AIM
Please retype the records without any changes, starting at the first line and ending at the line that contains "backup-title: ファイルをバックアップする <box>925".

╭─ EXTRACTED DATA

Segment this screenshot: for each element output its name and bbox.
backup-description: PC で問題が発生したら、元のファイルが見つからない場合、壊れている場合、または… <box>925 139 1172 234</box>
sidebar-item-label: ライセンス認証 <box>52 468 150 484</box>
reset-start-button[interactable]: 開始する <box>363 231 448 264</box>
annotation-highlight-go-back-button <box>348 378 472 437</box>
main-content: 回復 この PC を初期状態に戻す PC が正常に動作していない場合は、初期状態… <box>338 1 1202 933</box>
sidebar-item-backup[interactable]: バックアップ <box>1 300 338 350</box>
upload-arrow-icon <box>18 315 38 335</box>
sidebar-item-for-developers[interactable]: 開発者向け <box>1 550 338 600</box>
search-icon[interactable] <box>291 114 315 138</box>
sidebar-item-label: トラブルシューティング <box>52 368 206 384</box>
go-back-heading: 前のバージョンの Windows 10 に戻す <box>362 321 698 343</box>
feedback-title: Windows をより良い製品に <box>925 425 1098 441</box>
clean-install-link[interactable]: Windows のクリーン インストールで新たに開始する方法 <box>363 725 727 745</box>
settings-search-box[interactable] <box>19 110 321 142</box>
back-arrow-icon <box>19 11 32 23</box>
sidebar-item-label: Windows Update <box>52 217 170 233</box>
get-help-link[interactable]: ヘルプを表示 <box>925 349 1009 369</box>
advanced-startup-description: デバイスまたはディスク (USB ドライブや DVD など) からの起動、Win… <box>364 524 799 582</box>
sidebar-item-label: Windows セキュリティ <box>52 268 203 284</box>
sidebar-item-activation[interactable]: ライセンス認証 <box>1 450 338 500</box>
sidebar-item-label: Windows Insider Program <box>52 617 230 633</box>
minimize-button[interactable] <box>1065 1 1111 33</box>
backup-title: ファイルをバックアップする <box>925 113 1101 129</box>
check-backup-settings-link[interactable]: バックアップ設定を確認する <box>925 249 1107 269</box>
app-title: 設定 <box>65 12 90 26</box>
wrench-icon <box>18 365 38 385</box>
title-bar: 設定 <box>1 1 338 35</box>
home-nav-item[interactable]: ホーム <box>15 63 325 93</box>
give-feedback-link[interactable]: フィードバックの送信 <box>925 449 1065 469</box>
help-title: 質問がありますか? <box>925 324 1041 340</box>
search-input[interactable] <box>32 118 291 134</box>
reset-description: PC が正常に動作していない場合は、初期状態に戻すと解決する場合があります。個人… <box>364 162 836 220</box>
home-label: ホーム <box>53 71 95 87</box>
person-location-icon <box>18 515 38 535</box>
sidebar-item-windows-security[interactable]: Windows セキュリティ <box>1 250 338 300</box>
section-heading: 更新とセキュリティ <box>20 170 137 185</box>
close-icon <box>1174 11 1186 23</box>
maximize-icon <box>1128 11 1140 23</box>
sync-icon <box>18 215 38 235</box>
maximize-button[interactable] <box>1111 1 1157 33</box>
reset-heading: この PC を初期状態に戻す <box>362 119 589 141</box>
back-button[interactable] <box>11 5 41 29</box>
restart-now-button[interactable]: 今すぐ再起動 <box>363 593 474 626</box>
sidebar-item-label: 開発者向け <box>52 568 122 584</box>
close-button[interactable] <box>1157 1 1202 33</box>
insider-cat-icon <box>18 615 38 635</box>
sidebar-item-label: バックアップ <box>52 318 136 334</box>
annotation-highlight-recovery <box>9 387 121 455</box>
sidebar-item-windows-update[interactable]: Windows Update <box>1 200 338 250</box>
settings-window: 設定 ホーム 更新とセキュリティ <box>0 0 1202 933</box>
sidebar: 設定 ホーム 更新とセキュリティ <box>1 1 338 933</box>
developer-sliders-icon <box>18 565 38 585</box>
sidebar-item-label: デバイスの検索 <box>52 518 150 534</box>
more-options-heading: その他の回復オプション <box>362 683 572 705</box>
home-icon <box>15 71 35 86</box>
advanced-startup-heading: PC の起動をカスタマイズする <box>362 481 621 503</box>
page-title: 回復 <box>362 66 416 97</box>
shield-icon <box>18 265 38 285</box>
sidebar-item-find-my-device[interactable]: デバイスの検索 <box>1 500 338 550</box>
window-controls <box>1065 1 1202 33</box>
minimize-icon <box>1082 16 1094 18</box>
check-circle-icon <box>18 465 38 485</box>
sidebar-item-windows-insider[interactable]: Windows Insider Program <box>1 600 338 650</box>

╰─

SOLUTION FOR THIS PROBLEM
Segment this screenshot: for each element output its name and bbox.
backup-description: PC で問題が発生したら、元のファイルが見つからない場合、壊れている場合、または… <box>925 139 1172 234</box>
sidebar-item-label: ライセンス認証 <box>52 468 150 484</box>
reset-start-button[interactable]: 開始する <box>363 231 448 264</box>
annotation-highlight-go-back-button <box>348 378 472 437</box>
main-content: 回復 この PC を初期状態に戻す PC が正常に動作していない場合は、初期状態… <box>338 1 1202 933</box>
sidebar-item-backup[interactable]: バックアップ <box>1 300 338 350</box>
upload-arrow-icon <box>18 315 38 335</box>
sidebar-item-for-developers[interactable]: 開発者向け <box>1 550 338 600</box>
search-icon[interactable] <box>291 114 315 138</box>
sidebar-item-label: トラブルシューティング <box>52 368 206 384</box>
go-back-heading: 前のバージョンの Windows 10 に戻す <box>362 321 698 343</box>
feedback-title: Windows をより良い製品に <box>925 425 1098 441</box>
clean-install-link[interactable]: Windows のクリーン インストールで新たに開始する方法 <box>363 725 727 745</box>
settings-search-box[interactable] <box>19 110 321 142</box>
back-arrow-icon <box>19 11 32 23</box>
sidebar-item-label: Windows Update <box>52 217 170 233</box>
get-help-link[interactable]: ヘルプを表示 <box>925 349 1009 369</box>
advanced-startup-description: デバイスまたはディスク (USB ドライブや DVD など) からの起動、Win… <box>364 524 799 582</box>
sidebar-item-label: Windows セキュリティ <box>52 268 203 284</box>
sidebar-item-activation[interactable]: ライセンス認証 <box>1 450 338 500</box>
sidebar-item-label: Windows Insider Program <box>52 617 230 633</box>
minimize-button[interactable] <box>1065 1 1111 33</box>
backup-title: ファイルをバックアップする <box>925 113 1101 129</box>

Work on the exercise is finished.